Exercise instructions >>
Copy each line that contains the string "Major".

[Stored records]
"""
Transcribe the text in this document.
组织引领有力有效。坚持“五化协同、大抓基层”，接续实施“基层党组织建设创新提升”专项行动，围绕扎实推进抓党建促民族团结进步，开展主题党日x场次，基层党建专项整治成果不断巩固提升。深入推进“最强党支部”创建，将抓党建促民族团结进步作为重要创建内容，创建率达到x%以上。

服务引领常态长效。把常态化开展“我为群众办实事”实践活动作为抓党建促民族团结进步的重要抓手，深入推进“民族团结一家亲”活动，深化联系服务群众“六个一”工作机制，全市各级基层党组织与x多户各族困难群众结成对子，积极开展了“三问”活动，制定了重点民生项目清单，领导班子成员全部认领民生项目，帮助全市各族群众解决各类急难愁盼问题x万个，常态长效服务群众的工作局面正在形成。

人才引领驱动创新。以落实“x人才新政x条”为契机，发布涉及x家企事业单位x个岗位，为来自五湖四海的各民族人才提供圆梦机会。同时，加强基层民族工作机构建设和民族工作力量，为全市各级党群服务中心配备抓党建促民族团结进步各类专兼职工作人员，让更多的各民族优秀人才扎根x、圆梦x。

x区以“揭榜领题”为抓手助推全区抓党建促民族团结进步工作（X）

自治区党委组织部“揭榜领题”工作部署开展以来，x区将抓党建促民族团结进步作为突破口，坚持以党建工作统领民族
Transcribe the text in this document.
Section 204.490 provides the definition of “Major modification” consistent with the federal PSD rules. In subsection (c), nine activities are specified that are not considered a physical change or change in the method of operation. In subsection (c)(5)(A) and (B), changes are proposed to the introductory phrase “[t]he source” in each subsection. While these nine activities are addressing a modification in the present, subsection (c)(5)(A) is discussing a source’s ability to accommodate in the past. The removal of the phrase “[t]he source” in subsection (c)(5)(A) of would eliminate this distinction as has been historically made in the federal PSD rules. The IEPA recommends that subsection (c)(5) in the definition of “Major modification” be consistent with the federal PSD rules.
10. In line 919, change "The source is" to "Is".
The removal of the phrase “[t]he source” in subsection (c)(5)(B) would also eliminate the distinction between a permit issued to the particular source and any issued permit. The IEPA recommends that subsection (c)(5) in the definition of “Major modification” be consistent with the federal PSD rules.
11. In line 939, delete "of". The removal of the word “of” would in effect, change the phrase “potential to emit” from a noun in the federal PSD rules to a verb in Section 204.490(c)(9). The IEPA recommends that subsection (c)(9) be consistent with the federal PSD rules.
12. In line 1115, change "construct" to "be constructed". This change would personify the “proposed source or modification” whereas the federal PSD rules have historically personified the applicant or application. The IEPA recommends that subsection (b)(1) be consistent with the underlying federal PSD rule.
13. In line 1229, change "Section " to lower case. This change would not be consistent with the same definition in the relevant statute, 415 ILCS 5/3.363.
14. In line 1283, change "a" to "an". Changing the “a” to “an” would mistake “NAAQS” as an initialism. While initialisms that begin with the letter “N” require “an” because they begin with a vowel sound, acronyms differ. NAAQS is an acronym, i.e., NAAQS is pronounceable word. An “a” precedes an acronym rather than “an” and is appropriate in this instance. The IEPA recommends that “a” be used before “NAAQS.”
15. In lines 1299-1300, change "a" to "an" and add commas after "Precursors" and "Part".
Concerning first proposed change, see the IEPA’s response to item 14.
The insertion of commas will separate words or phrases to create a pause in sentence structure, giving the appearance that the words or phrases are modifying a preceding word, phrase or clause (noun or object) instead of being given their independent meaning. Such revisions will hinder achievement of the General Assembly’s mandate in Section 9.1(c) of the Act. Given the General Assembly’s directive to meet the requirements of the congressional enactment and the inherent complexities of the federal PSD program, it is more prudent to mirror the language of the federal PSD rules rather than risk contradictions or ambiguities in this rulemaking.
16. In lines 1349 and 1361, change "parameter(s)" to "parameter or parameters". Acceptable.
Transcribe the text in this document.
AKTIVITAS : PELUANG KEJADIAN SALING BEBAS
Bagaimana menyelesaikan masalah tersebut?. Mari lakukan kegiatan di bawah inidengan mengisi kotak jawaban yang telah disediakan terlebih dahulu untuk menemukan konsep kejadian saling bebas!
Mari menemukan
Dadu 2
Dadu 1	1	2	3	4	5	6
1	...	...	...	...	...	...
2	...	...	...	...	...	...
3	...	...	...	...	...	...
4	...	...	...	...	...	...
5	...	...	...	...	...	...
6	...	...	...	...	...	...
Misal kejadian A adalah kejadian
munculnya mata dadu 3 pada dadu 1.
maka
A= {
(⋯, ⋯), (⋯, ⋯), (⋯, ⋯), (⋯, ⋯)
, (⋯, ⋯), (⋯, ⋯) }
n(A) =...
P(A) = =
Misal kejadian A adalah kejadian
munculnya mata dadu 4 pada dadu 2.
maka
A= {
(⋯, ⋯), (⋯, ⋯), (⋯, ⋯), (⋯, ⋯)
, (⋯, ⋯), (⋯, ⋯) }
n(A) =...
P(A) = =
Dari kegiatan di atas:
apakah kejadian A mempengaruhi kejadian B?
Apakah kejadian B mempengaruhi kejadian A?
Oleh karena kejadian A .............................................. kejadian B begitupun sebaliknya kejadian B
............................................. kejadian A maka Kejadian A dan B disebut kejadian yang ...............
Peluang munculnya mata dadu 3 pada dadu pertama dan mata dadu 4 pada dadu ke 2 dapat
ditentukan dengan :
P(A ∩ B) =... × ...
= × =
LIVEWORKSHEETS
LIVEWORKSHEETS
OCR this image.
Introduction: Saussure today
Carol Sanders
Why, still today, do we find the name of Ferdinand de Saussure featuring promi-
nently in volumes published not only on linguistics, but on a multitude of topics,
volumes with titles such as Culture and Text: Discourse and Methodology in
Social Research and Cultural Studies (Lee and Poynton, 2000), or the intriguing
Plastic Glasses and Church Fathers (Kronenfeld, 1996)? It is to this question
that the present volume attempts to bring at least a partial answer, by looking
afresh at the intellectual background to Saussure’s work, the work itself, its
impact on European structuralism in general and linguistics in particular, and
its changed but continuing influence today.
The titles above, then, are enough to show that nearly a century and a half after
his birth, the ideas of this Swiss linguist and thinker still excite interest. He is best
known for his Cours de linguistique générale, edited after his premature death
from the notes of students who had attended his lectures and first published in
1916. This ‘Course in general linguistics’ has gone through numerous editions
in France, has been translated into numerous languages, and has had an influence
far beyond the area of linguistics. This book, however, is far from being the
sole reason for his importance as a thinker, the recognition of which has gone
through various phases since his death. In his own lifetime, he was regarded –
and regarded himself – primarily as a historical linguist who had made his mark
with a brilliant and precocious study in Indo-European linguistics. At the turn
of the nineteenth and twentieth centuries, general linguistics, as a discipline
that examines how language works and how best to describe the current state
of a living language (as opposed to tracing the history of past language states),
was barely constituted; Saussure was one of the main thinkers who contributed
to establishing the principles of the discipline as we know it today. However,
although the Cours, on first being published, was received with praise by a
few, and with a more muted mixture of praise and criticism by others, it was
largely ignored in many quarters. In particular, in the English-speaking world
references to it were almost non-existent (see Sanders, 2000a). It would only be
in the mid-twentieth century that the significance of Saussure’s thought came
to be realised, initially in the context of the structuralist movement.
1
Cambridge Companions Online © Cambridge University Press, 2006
"""
The reply >>
Section 204.490 provides the definition of “Major modification” consistent with the federal PSD rules. In subsection (c), nine activities are specified that are not considered a physical change or change in the method of operation. In subsection (c)(5)(A) and (B), changes are proposed to the introductory phrase “[t]he source” in each subsection. While these nine activities are addressing a modification in the present, subsection (c)(5)(A) is discussing a source’s ability to accommodate in the past. The removal of the phrase “[t]he source” in subsection (c)(5)(A) of would eliminate this distinction as has been historically made in the federal PSD rules. The IEPA recommends that subsection (c)(5) in the definition of “Major modification” be consistent with the federal PSD rules.
The removal of the phrase “[t]he source” in subsection (c)(5)(B) would also eliminate the distinction between a permit issued to the particular source and any issued permit. The IEPA recommends that subsection (c)(5) in the definition of “Major modification” be consistent with the federal PSD rules.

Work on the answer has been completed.